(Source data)
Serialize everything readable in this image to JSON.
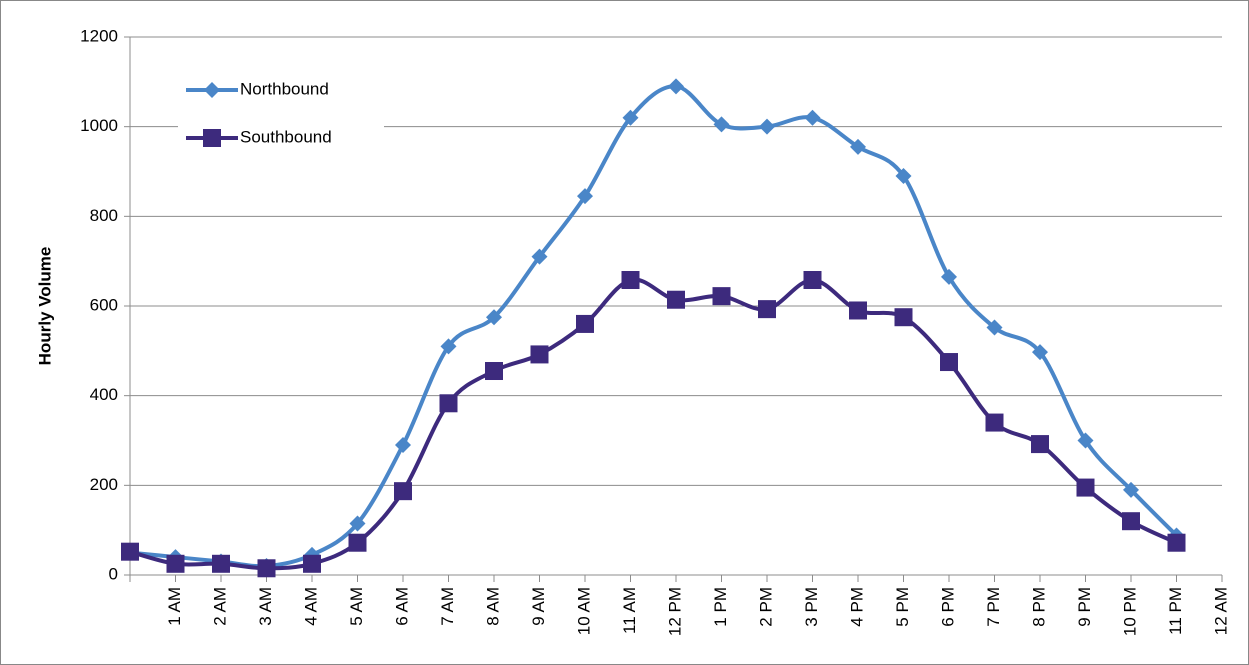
{
  "chart_data": {
    "type": "line",
    "y_label": "Hourly Volume",
    "categories": [
      null,
      "1 AM",
      "2 AM",
      "3 AM",
      "4 AM",
      "5 AM",
      "6 AM",
      "7 AM",
      "8 AM",
      "9 AM",
      "10 AM",
      "11 AM",
      "12 PM",
      "1 PM",
      "2 PM",
      "3 PM",
      "4 PM",
      "5 PM",
      "6 PM",
      "7 PM",
      "8 PM",
      "9 PM",
      "10 PM",
      "11 PM",
      "12 AM"
    ],
    "series": [
      {
        "name": "Northbound",
        "color": "#4a86c8",
        "marker": "diamond",
        "values": [
          50,
          40,
          30,
          20,
          45,
          115,
          290,
          510,
          575,
          710,
          845,
          1020,
          1090,
          1005,
          1000,
          1020,
          955,
          890,
          665,
          552,
          497,
          300,
          190,
          88,
          null
        ]
      },
      {
        "name": "Southbound",
        "color": "#3d2a7d",
        "marker": "square",
        "values": [
          52,
          25,
          25,
          15,
          25,
          72,
          187,
          383,
          455,
          492,
          560,
          658,
          614,
          622,
          593,
          658,
          590,
          575,
          475,
          340,
          292,
          195,
          120,
          72,
          null
        ]
      }
    ],
    "ylim": [
      0,
      1200
    ],
    "yticks": [
      0,
      200,
      400,
      600,
      800,
      1000,
      1200
    ],
    "grid": true,
    "smooth": true,
    "legend": "top-left"
  }
}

__THE REQUEST__:
Quote the data above in full and without alteration; skip the pictures.

__COMPLETE RESPONSE__:
Serialize everything readable in this image to JSON.
{
  "chart_data": {
    "type": "line",
    "y_label": "Hourly Volume",
    "categories": [
      null,
      "1 AM",
      "2 AM",
      "3 AM",
      "4 AM",
      "5 AM",
      "6 AM",
      "7 AM",
      "8 AM",
      "9 AM",
      "10 AM",
      "11 AM",
      "12 PM",
      "1 PM",
      "2 PM",
      "3 PM",
      "4 PM",
      "5 PM",
      "6 PM",
      "7 PM",
      "8 PM",
      "9 PM",
      "10 PM",
      "11 PM",
      "12 AM"
    ],
    "series": [
      {
        "name": "Northbound",
        "color": "#4a86c8",
        "marker": "diamond",
        "values": [
          50,
          40,
          30,
          20,
          45,
          115,
          290,
          510,
          575,
          710,
          845,
          1020,
          1090,
          1005,
          1000,
          1020,
          955,
          890,
          665,
          552,
          497,
          300,
          190,
          88,
          null
        ]
      },
      {
        "name": "Southbound",
        "color": "#3d2a7d",
        "marker": "square",
        "values": [
          52,
          25,
          25,
          15,
          25,
          72,
          187,
          383,
          455,
          492,
          560,
          658,
          614,
          622,
          593,
          658,
          590,
          575,
          475,
          340,
          292,
          195,
          120,
          72,
          null
        ]
      }
    ],
    "ylim": [
      0,
      1200
    ],
    "yticks": [
      0,
      200,
      400,
      600,
      800,
      1000,
      1200
    ],
    "grid": true,
    "smooth": true,
    "legend": "top-left"
  }
}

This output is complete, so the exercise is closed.